++++ Data listing ++++
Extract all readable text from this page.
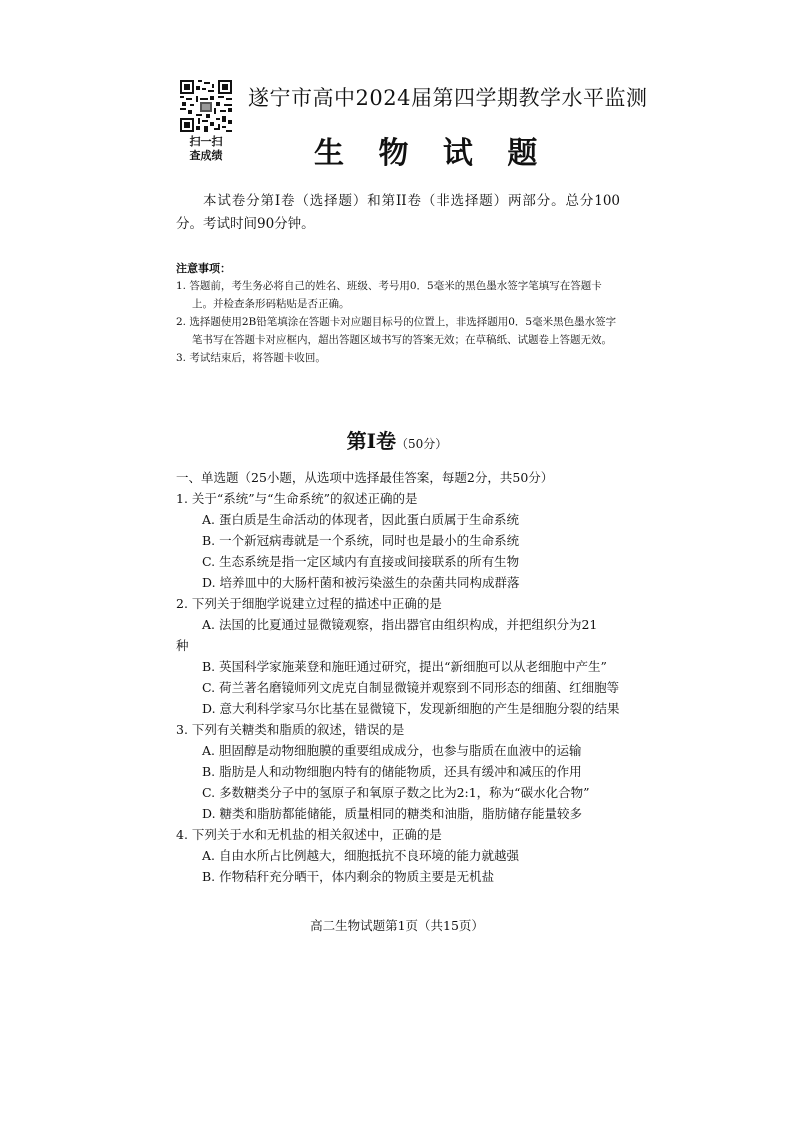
扫一扫
查成绩
遂宁市高中2024届第四学期教学水平监测
生 物 试 题
本试卷分第Ⅰ卷（选择题）和第II卷（非选择题）两部分。总分100分。考试时间90分钟。
注意事项：
1. 答题前，考生务必将自己的姓名、班级、考号用0．5毫米的黑色墨水签字笔填写在答题卡上。并检查条形码粘贴是否正确。
2. 选择题使用2B铅笔填涂在答题卡对应题目标号的位置上，非选择题用0．5毫米黑色墨水签字笔书写在答题卡对应框内，超出答题区域书写的答案无效；在草稿纸、试题卷上答题无效。
3. 考试结束后，将答题卡收回。
第Ⅰ卷（50分）
一、单选题（25小题，从选项中选择最佳答案，每题2分，共50分）
1. 关于“系统”与“生命系统”的叙述正确的是
A. 蛋白质是生命活动的体现者，因此蛋白质属于生命系统
B. 一个新冠病毒就是一个系统，同时也是最小的生命系统
C. 生态系统是指一定区域内有直接或间接联系的所有生物
D. 培养皿中的大肠杆菌和被污染滋生的杂菌共同构成群落
2. 下列关于细胞学说建立过程的描述中正确的是
A. 法国的比夏通过显微镜观察，指出器官由组织构成，并把组织分为21
种
B. 英国科学家施莱登和施旺通过研究，提出“新细胞可以从老细胞中产生”
C. 荷兰著名磨镜师列文虎克自制显微镜并观察到不同形态的细菌、红细胞等
D. 意大利科学家马尔比基在显微镜下，发现新细胞的产生是细胞分裂的结果
3. 下列有关糖类和脂质的叙述，错误的是
A. 胆固醇是动物细胞膜的重要组成成分，也参与脂质在血液中的运输
B. 脂肪是人和动物细胞内特有的储能物质，还具有缓冲和减压的作用
C. 多数糖类分子中的氢原子和氧原子数之比为2:1，称为“碳水化合物”
D. 糖类和脂肪都能储能，质量相同的糖类和油脂，脂肪储存能量较多
4. 下列关于水和无机盐的相关叙述中，正确的是
A. 自由水所占比例越大，细胞抵抗不良环境的能力就越强
B. 作物秸秆充分晒干，体内剩余的物质主要是无机盐
高二生物试题第1页（共15页）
++++
● Exercise requirements
Quote each entry above verbatim and drop the pictures.

● Exercise solution
Extract all readable text from this page.
扫一扫
查成绩
遂宁市高中2024届第四学期教学水平监测
生 物 试 题
本试卷分第Ⅰ卷（选择题）和第II卷（非选择题）两部分。总分100分。考试时间90分钟。
注意事项：
1. 答题前，考生务必将自己的姓名、班级、考号用0．5毫米的黑色墨水签字笔填写在答题卡上。并检查条形码粘贴是否正确。
2. 选择题使用2B铅笔填涂在答题卡对应题目标号的位置上，非选择题用0．5毫米黑色墨水签字笔书写在答题卡对应框内，超出答题区域书写的答案无效；在草稿纸、试题卷上答题无效。
3. 考试结束后，将答题卡收回。
第Ⅰ卷（50分）
一、单选题（25小题，从选项中选择最佳答案，每题2分，共50分）
1. 关于“系统”与“生命系统”的叙述正确的是
A. 蛋白质是生命活动的体现者，因此蛋白质属于生命系统
B. 一个新冠病毒就是一个系统，同时也是最小的生命系统
C. 生态系统是指一定区域内有直接或间接联系的所有生物
D. 培养皿中的大肠杆菌和被污染滋生的杂菌共同构成群落
2. 下列关于细胞学说建立过程的描述中正确的是
A. 法国的比夏通过显微镜观察，指出器官由组织构成，并把组织分为21
种
B. 英国科学家施莱登和施旺通过研究，提出“新细胞可以从老细胞中产生”
C. 荷兰著名磨镜师列文虎克自制显微镜并观察到不同形态的细菌、红细胞等
D. 意大利科学家马尔比基在显微镜下，发现新细胞的产生是细胞分裂的结果
3. 下列有关糖类和脂质的叙述，错误的是
A. 胆固醇是动物细胞膜的重要组成成分，也参与脂质在血液中的运输
B. 脂肪是人和动物细胞内特有的储能物质，还具有缓冲和减压的作用
C. 多数糖类分子中的氢原子和氧原子数之比为2:1，称为“碳水化合物”
D. 糖类和脂肪都能储能，质量相同的糖类和油脂，脂肪储存能量较多
4. 下列关于水和无机盐的相关叙述中，正确的是
A. 自由水所占比例越大，细胞抵抗不良环境的能力就越强
B. 作物秸秆充分晒干，体内剩余的物质主要是无机盐
高二生物试题第1页（共15页）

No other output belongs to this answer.